** Begin **

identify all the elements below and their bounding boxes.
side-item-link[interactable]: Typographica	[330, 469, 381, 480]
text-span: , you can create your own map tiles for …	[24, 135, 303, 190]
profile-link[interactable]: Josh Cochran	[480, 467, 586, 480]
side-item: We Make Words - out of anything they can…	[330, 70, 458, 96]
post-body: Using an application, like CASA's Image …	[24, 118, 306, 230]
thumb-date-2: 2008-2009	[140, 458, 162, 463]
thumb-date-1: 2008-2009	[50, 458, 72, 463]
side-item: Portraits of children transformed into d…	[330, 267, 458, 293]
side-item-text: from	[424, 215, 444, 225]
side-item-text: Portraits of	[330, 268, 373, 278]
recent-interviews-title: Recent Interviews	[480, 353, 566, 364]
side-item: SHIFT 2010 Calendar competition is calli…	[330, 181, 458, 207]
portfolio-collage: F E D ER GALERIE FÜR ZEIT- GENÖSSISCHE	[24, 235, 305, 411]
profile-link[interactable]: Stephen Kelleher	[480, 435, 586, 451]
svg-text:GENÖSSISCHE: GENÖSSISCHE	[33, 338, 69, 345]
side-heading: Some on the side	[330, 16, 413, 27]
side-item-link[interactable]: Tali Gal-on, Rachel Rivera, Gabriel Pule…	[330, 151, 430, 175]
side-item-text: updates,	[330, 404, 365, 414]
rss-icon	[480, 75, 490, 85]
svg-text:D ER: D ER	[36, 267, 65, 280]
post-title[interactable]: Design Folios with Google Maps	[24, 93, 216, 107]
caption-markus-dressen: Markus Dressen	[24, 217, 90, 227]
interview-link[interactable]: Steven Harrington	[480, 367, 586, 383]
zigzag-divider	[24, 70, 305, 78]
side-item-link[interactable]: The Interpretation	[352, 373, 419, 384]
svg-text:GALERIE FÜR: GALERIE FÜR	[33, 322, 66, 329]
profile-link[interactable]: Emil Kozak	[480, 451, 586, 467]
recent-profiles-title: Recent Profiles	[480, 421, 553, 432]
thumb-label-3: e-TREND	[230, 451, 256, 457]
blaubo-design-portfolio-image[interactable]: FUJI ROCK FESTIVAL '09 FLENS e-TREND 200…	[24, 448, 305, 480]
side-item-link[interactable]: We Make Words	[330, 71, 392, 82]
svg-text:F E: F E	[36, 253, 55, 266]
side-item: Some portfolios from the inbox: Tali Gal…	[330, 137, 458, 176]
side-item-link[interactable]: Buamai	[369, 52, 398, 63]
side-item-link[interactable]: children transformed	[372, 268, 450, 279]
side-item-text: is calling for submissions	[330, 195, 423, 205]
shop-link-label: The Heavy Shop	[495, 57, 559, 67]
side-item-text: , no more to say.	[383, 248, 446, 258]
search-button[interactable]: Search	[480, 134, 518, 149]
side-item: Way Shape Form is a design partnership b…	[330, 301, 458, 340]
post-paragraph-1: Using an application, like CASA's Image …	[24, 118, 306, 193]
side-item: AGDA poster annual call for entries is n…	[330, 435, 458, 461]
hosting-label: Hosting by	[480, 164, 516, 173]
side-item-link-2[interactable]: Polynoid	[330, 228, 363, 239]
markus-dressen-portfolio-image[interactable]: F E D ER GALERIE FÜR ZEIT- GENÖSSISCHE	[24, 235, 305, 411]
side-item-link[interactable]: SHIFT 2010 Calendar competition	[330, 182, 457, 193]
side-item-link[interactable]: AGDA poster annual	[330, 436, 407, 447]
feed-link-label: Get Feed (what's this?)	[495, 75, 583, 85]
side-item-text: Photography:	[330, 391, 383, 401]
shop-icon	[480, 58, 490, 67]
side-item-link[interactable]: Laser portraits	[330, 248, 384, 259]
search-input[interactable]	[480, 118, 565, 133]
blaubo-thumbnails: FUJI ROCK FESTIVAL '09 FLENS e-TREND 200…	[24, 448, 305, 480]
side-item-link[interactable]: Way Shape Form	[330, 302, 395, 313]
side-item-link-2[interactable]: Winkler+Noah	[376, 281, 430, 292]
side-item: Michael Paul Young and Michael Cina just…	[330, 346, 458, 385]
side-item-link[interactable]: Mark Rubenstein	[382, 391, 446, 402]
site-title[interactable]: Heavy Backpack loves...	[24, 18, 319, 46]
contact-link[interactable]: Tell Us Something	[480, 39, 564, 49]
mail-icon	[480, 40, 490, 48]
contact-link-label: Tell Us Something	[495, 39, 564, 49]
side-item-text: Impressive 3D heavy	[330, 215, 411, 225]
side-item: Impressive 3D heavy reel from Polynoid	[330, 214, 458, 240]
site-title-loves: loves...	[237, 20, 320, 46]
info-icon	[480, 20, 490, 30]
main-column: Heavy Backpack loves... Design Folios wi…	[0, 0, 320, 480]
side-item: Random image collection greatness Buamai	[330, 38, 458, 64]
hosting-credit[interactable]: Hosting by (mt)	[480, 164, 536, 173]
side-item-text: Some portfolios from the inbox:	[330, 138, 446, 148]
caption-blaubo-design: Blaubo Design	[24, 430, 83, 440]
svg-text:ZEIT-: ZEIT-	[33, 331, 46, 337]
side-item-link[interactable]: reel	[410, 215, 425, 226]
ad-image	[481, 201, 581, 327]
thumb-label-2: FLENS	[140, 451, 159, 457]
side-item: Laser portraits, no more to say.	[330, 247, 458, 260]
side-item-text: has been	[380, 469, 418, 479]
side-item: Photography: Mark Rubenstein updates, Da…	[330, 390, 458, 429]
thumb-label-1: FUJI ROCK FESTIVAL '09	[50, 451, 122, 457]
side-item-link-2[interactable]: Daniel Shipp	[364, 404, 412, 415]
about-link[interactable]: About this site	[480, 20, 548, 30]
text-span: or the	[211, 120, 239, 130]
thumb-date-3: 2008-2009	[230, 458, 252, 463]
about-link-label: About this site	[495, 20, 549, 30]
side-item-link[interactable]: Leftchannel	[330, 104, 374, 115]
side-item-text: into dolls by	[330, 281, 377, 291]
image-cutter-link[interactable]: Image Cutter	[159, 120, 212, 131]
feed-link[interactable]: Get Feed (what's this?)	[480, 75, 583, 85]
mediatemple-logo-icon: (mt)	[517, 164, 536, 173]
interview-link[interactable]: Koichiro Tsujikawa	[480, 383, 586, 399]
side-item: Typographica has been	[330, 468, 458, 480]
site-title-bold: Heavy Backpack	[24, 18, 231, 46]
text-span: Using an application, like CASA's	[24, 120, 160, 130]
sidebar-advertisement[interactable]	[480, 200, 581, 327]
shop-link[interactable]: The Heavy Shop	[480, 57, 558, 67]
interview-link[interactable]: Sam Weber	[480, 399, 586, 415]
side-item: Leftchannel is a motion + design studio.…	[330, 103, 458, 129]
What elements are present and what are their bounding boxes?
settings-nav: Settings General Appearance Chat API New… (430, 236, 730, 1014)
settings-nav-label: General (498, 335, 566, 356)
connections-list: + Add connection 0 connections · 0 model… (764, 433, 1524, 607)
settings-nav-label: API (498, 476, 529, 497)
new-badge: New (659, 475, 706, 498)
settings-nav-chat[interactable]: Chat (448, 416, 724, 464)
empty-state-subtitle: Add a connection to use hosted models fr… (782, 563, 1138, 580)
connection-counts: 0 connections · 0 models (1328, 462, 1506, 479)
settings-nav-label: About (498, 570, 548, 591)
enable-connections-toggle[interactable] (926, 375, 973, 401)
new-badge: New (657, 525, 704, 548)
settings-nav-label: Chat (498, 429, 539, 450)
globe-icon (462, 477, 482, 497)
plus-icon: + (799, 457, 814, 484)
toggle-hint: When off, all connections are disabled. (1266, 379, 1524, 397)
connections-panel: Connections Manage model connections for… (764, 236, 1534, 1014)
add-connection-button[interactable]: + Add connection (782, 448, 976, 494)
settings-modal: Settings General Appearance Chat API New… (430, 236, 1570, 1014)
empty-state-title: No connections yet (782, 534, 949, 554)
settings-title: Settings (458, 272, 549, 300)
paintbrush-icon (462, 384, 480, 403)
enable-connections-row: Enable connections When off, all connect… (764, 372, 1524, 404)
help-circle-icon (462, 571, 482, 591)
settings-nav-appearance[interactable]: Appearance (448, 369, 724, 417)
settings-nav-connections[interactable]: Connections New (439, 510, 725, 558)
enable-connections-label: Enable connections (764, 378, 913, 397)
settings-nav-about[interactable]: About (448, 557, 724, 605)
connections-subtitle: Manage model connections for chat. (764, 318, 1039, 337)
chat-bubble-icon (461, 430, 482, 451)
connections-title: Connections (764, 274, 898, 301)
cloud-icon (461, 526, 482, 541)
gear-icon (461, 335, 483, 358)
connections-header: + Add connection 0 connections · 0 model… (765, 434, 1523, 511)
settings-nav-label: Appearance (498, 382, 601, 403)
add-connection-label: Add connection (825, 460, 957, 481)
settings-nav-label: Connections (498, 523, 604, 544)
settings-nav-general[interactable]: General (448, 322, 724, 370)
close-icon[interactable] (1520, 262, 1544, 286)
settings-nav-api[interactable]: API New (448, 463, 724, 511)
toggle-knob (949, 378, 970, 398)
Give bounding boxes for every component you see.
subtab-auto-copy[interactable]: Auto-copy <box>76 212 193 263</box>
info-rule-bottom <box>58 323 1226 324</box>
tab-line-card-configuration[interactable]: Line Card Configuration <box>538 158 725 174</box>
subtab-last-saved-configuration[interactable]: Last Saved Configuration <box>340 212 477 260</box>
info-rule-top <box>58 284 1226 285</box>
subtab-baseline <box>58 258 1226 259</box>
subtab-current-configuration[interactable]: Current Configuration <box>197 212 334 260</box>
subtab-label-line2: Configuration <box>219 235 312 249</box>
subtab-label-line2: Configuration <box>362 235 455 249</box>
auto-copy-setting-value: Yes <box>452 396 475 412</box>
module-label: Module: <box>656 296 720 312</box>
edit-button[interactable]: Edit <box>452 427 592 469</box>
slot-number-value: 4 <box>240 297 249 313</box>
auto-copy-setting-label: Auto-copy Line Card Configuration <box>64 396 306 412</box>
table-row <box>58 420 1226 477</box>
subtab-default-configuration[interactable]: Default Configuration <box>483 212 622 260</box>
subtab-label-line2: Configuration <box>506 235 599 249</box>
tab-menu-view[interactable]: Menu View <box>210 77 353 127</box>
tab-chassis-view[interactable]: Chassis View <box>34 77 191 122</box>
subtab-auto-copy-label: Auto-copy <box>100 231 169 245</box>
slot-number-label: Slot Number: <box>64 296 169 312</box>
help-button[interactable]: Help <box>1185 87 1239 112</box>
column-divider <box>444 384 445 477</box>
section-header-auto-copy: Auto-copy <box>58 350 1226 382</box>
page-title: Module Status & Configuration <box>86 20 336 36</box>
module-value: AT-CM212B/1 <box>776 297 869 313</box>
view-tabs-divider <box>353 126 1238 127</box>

** End **

§ **EXERCISE PROMPT**
Output the lines as a JSON list of strings, one per line, starting with the first line and stopping after the line that contains "portfolio-collage: F E". Leave out blank lines.

§ **RESPONSE BELOW**
[
  "identify all the elements below and their bounding boxes.",
  "side-item-link[interactable]: Typographica\t[330, 469, 381, 480]",
  "text-span: , you can create your own map tiles for …\t[24, 135, 303, 190]",
  "profile-link[interactable]: Josh Cochran\t[480, 467, 586, 480]",
  "side-item: We Make Words - out of anything they can…\t[330, 70, 458, 96]",
  "post-body: Using an application, like CASA's Image …\t[24, 118, 306, 230]",
  "thumb-date-2: 2008-2009\t[140, 458, 162, 463]",
  "thumb-date-1: 2008-2009\t[50, 458, 72, 463]",
  "side-item: Portraits of children transformed into d…\t[330, 267, 458, 293]",
  "side-item-text: from\t[424, 215, 444, 225]",
  "side-item-text: Portraits of\t[330, 268, 373, 278]",
  "recent-interviews-title: Recent Interviews\t[480, 353, 566, 364]",
  "side-item: SHIFT 2010 Calendar competition is calli…\t[330, 181, 458, 207]",
  "portfolio-collage: F E D ER GALERIE FÜR ZEIT- GENÖSSISCHE\t[24, 235, 305, 411]"
]